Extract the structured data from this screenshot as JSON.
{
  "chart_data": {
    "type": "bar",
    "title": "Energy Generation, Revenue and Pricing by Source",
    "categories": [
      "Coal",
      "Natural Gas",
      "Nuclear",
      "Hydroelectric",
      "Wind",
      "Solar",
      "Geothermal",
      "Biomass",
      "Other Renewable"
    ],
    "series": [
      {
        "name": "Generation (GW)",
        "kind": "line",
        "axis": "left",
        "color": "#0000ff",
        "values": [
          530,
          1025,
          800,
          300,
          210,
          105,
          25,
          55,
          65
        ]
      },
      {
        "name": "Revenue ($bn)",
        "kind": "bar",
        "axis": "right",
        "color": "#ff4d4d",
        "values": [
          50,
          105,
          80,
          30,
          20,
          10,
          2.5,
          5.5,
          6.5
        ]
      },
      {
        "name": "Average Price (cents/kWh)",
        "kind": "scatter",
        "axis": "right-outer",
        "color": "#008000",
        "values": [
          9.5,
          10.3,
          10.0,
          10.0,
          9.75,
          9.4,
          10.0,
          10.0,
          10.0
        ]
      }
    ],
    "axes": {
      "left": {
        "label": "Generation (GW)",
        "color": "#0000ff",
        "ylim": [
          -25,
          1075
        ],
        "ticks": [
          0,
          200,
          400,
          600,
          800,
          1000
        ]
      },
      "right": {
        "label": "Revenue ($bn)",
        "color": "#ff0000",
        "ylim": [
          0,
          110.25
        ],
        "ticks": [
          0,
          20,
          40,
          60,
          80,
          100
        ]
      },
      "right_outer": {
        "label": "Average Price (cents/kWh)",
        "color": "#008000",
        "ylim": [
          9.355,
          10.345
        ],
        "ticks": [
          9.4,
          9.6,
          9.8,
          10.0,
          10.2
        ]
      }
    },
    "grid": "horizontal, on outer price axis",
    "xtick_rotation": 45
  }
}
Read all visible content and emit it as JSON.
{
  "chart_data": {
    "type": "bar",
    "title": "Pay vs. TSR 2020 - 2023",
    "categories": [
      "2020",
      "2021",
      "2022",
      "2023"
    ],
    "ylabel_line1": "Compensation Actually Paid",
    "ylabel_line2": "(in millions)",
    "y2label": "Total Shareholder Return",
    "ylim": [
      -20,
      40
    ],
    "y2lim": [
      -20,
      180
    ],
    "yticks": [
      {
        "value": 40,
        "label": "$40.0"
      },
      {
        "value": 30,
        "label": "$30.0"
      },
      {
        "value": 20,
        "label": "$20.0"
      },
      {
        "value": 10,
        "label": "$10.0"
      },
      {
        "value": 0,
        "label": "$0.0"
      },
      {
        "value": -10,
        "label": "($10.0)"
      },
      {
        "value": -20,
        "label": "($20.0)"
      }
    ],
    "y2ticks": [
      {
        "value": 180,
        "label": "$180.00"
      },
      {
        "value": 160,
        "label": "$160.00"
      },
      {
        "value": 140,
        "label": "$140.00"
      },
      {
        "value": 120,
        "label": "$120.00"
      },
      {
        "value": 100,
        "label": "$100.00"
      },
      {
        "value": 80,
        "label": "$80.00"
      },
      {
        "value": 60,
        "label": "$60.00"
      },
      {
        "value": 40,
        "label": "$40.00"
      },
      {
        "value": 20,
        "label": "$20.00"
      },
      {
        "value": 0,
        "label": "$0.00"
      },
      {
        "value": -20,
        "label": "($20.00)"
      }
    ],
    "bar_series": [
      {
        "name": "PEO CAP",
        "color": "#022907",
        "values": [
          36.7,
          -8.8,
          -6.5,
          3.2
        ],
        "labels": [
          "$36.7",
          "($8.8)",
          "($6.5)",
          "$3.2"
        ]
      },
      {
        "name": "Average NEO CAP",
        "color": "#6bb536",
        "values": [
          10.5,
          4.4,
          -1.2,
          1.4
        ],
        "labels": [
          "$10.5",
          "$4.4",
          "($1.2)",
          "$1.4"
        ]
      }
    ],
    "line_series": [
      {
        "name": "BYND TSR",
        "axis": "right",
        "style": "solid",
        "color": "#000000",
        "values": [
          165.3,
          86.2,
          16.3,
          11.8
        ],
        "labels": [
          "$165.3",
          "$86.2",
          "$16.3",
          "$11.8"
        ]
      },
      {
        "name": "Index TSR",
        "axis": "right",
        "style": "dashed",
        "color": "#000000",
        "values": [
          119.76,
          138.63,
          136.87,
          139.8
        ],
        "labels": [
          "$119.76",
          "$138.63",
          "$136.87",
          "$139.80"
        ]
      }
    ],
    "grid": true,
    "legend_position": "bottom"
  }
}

════════════════

**Task prompt**: Transcribe every entry exactly, omitting nothing.

**Solution**:
Extract the structured data from this screenshot as JSON.
{
  "chart_data": {
    "type": "bar",
    "title": "Energy Generation, Revenue and Pricing by Source",
    "categories": [
      "Coal",
      "Natural Gas",
      "Nuclear",
      "Hydroelectric",
      "Wind",
      "Solar",
      "Geothermal",
      "Biomass",
      "Other Renewable"
    ],
    "series": [
      {
        "name": "Generation (GW)",
        "kind": "line",
        "axis": "left",
        "color": "#0000ff",
        "values": [
          530,
          1025,
          800,
          300,
          210,
          105,
          25,
          55,
          65
        ]
      },
      {
        "name": "Revenue ($bn)",
        "kind": "bar",
        "axis": "right",
        "color": "#ff4d4d",
        "values": [
          50,
          105,
          80,
          30,
          20,
          10,
          2.5,
          5.5,
          6.5
        ]
      },
      {
        "name": "Average Price (cents/kWh)",
        "kind": "scatter",
        "axis": "right-outer",
        "color": "#008000",
        "values": [
          9.5,
          10.3,
          10.0,
          10.0,
          9.75,
          9.4,
          10.0,
          10.0,
          10.0
        ]
      }
    ],
    "axes": {
      "left": {
        "label": "Generation (GW)",
        "color": "#0000ff",
        "ylim": [
          -25,
          1075
        ],
        "ticks": [
          0,
          200,
          400,
          600,
          800,
          1000
        ]
      },
      "right": {
        "label": "Revenue ($bn)",
        "color": "#ff0000",
        "ylim": [
          0,
          110.25
        ],
        "ticks": [
          0,
          20,
          40,
          60,
          80,
          100
        ]
      },
      "right_outer": {
        "label": "Average Price (cents/kWh)",
        "color": "#008000",
        "ylim": [
          9.355,
          10.345
        ],
        "ticks": [
          9.4,
          9.6,
          9.8,
          10.0,
          10.2
        ]
      }
    },
    "grid": "horizontal, on outer price axis",
    "xtick_rotation": 45
  }
}
Read all visible content and emit it as JSON.
{
  "chart_data": {
    "type": "bar",
    "title": "Pay vs. TSR 2020 - 2023",
    "categories": [
      "2020",
      "2021",
      "2022",
      "2023"
    ],
    "ylabel_line1": "Compensation Actually Paid",
    "ylabel_line2": "(in millions)",
    "y2label": "Total Shareholder Return",
    "ylim": [
      -20,
      40
    ],
    "y2lim": [
      -20,
      180
    ],
    "yticks": [
      {
        "value": 40,
        "label": "$40.0"
      },
      {
        "value": 30,
        "label": "$30.0"
      },
      {
        "value": 20,
        "label": "$20.0"
      },
      {
        "value": 10,
        "label": "$10.0"
      },
      {
        "value": 0,
        "label": "$0.0"
      },
      {
        "value": -10,
        "label": "($10.0)"
      },
      {
        "value": -20,
        "label": "($20.0)"
      }
    ],
    "y2ticks": [
      {
        "value": 180,
        "label": "$180.00"
      },
      {
        "value": 160,
        "label": "$160.00"
      },
      {
        "value": 140,
        "label": "$140.00"
      },
      {
        "value": 120,
        "label": "$120.00"
      },
      {
        "value": 100,
        "label": "$100.00"
      },
      {
        "value": 80,
        "label": "$80.00"
      },
      {
        "value": 60,
        "label": "$60.00"
      },
      {
        "value": 40,
        "label": "$40.00"
      },
      {
        "value": 20,
        "label": "$20.00"
      },
      {
        "value": 0,
        "label": "$0.00"
      },
      {
        "value": -20,
        "label": "($20.00)"
      }
    ],
    "bar_series": [
      {
        "name": "PEO CAP",
        "color": "#022907",
        "values": [
          36.7,
          -8.8,
          -6.5,
          3.2
        ],
        "labels": [
          "$36.7",
          "($8.8)",
          "($6.5)",
          "$3.2"
        ]
      },
      {
        "name": "Average NEO CAP",
        "color": "#6bb536",
        "values": [
          10.5,
          4.4,
          -1.2,
          1.4
        ],
        "labels": [
          "$10.5",
          "$4.4",
          "($1.2)",
          "$1.4"
        ]
      }
    ],
    "line_series": [
      {
        "name": "BYND TSR",
        "axis": "right",
        "style": "solid",
        "color": "#000000",
        "values": [
          165.3,
          86.2,
          16.3,
          11.8
        ],
        "labels": [
          "$165.3",
          "$86.2",
          "$16.3",
          "$11.8"
        ]
      },
      {
        "name": "Index TSR",
        "axis": "right",
        "style": "dashed",
        "color": "#000000",
        "values": [
          119.76,
          138.63,
          136.87,
          139.8
        ],
        "labels": [
          "$119.76",
          "$138.63",
          "$136.87",
          "$139.80"
        ]
      }
    ],
    "grid": true,
    "legend_position": "bottom"
  }
}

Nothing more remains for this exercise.